This one is as patience-testing as the others in the series (save that is for the wild and wooly second volume, and the broad-ranging third volume), with lots of dialog and scene-setting and little in the way of action (of either variety). Anyway it’s two months after the previous volume and Saveman is once again on vacation when we meet him, which seems to be a series staple. He’s still living with the lookalike sisters he encountered last time around, who have no idea what Saveman does for a living. Also hanging with Saveman here in St. Croix is Joshua Kane, black ZED agent who first appeared in the ultra-lurid second volume and who is mixing sun and sex with yet another ZED agent, Belinda, the black beauty who spent the majority of the fourth volume having sex as part of her undercover assignment.

One thing Petersen (and co-writer David Oliphant) does here is invest The Smuggler with a lot of continuity; someone who enjoys this series more than I do would get a thrill out of meeting up with all of these characters again and again. But what grates me is that Saveman’s world is a little too small. Everyone he meets he either knows or has heard of him, to the point that it’s unintentionally humorous. For example, the novel opens with Saveman and Kane all-too-casually dispensing of some M-16-wielding terrorists who show up on the golf course; later they learn that a black radical is behind them – and it’s a dude Saveman once played college football with!!

Turns out there’s yet another former Saveman pal behind it all – Marc Wrestle, another ZED agent, one who is currently on a mission in Laos which has him smuggling guns as part of a sting operation or something. But Wrestle stumbles across a stash of Red China-created germ warfare in an undercover lab in the jungle and escapes, realizing he’s been contaminated…running for his life and thinking to himself that Saveman will take care of everything(!).

Honestly folks, Saveman might as well have a big red “S” on his shirt, the way the other characters hold him in such awe. The funniest damn thing is, the dude wouldn’t even be in the top ten of most bad-assed men’s adventure protagonists. Probably not even in the top twenty. At least those lookalike sisters have enough of him; they tell Saveman they’re hitting the road when they all return to Saveman’s swank mansion outside New York, because they can’t handle the sudden violence of his life.

---

YOUR INSTRUCTIONS >>
Answer these questions using the review of The Smuggler above, numbering each answer to match its question.
1. Where is Saveman vacationing when the novel opens?
2. In which country is Marc Wrestle on his mission?
3. Why do the lookalike sisters say they are leaving Saveman?

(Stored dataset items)
---

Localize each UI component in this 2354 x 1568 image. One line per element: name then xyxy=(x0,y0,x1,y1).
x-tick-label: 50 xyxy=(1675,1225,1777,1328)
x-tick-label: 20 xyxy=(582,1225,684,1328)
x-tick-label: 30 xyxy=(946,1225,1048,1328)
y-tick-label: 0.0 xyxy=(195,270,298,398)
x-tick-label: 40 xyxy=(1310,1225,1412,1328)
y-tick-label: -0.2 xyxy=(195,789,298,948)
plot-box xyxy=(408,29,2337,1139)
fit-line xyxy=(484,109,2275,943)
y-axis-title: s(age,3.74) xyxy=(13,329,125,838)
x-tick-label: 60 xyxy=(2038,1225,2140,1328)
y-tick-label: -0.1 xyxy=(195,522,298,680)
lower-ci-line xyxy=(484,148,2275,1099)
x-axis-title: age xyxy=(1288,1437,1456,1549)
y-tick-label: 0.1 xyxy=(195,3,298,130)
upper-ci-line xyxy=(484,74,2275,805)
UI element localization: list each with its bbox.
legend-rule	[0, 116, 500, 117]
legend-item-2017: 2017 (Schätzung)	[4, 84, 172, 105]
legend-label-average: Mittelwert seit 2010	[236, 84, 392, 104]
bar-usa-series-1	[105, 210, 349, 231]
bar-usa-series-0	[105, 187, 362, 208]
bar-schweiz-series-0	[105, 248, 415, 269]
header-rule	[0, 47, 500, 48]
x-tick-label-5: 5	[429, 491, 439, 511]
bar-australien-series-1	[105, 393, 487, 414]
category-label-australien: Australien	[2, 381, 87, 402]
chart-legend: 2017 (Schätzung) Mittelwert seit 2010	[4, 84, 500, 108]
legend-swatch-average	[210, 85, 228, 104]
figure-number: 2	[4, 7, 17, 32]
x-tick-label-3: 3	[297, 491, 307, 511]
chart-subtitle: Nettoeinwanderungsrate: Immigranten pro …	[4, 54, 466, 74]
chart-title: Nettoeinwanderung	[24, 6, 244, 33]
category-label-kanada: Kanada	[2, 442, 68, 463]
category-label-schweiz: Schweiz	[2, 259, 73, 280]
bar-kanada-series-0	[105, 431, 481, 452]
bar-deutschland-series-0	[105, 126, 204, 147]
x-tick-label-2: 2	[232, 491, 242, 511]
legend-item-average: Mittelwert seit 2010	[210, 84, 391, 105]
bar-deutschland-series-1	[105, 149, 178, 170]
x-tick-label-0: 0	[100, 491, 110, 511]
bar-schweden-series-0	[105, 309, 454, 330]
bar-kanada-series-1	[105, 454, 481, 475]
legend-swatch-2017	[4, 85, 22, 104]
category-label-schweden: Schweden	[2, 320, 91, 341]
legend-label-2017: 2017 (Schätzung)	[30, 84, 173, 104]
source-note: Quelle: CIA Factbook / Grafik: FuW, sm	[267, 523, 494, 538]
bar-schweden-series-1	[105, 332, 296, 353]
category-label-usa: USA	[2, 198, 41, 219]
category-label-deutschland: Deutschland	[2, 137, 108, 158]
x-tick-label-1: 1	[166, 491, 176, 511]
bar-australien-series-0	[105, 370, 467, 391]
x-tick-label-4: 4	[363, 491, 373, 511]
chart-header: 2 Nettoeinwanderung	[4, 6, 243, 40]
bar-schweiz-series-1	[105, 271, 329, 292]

---

RESULT OF THIS TASK >>
1. St. Croix.
2. Laos.
3. They can't handle the sudden violence of his life.